§ RECORDS SHOWN
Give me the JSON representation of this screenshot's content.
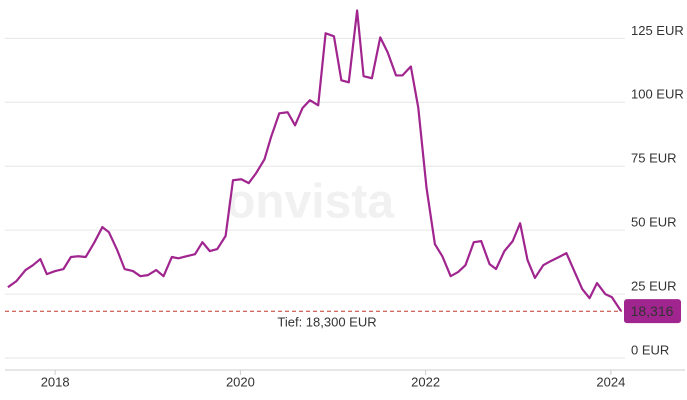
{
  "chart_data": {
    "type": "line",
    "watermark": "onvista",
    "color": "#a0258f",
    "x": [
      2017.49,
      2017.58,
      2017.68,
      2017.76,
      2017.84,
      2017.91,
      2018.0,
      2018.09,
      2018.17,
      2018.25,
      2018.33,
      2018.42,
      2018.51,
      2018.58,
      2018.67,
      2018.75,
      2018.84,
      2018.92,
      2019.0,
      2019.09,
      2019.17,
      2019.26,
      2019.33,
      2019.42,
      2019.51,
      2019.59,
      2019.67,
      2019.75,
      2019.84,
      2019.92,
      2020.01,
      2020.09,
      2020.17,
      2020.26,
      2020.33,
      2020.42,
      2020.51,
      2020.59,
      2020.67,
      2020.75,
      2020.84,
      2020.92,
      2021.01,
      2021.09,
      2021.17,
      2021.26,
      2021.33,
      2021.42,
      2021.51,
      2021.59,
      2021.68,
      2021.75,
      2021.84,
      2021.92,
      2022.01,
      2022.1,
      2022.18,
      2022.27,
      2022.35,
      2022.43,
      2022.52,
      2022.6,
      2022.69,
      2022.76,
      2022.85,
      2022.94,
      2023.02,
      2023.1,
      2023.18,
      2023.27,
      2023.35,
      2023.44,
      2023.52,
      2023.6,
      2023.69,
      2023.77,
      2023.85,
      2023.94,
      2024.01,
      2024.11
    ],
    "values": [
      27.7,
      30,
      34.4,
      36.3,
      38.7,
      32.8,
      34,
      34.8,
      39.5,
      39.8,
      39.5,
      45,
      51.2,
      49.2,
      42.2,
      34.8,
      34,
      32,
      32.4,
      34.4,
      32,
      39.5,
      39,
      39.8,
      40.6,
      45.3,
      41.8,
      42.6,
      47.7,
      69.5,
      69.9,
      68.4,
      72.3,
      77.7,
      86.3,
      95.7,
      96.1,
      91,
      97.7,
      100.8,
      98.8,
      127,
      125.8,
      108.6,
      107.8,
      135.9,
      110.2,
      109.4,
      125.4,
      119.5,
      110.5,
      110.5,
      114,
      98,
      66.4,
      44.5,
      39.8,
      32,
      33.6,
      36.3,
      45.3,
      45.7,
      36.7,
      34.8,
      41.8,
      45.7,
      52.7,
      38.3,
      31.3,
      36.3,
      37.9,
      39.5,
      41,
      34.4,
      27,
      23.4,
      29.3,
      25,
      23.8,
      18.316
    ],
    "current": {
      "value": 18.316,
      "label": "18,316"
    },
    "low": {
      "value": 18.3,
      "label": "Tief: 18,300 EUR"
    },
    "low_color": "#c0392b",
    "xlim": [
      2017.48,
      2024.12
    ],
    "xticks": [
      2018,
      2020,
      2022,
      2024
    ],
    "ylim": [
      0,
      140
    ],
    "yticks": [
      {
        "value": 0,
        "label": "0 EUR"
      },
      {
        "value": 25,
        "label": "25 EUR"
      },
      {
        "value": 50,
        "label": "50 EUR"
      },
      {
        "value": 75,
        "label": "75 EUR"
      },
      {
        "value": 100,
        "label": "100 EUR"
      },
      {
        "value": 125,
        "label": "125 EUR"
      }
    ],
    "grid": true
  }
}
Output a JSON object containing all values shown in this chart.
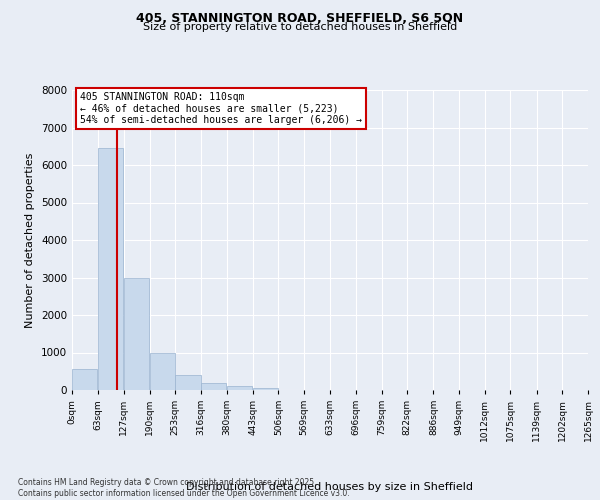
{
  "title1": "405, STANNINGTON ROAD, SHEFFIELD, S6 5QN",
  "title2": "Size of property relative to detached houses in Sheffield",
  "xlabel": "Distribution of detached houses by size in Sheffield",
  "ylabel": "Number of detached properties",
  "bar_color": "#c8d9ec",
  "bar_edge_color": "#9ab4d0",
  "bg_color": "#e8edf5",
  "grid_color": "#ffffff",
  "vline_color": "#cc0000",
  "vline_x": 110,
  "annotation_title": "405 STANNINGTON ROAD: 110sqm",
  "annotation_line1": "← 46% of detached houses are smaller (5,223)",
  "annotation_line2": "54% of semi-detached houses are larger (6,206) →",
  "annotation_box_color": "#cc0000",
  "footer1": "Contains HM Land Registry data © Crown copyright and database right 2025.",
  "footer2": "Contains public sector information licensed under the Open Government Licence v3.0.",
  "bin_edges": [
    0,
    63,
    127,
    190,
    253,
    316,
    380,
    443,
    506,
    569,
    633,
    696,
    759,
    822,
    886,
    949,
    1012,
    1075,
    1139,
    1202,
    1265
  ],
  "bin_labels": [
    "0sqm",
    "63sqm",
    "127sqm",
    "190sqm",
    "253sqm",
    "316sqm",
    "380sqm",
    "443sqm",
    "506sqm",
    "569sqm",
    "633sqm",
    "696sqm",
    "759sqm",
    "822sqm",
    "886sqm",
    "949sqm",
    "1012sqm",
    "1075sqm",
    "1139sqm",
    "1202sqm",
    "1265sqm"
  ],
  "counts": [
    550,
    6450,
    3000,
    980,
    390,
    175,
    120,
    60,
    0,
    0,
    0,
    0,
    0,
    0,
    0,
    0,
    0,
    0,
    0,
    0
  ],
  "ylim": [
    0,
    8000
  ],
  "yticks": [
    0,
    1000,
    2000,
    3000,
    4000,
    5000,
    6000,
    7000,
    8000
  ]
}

§ BRIEF
Scan the material above for the string "this" and return the lines that hold it.

§ TASK SOLUTION
Give me the JSON representation of this screenshot's content.
Output a JSON object containing all values shown in this chart.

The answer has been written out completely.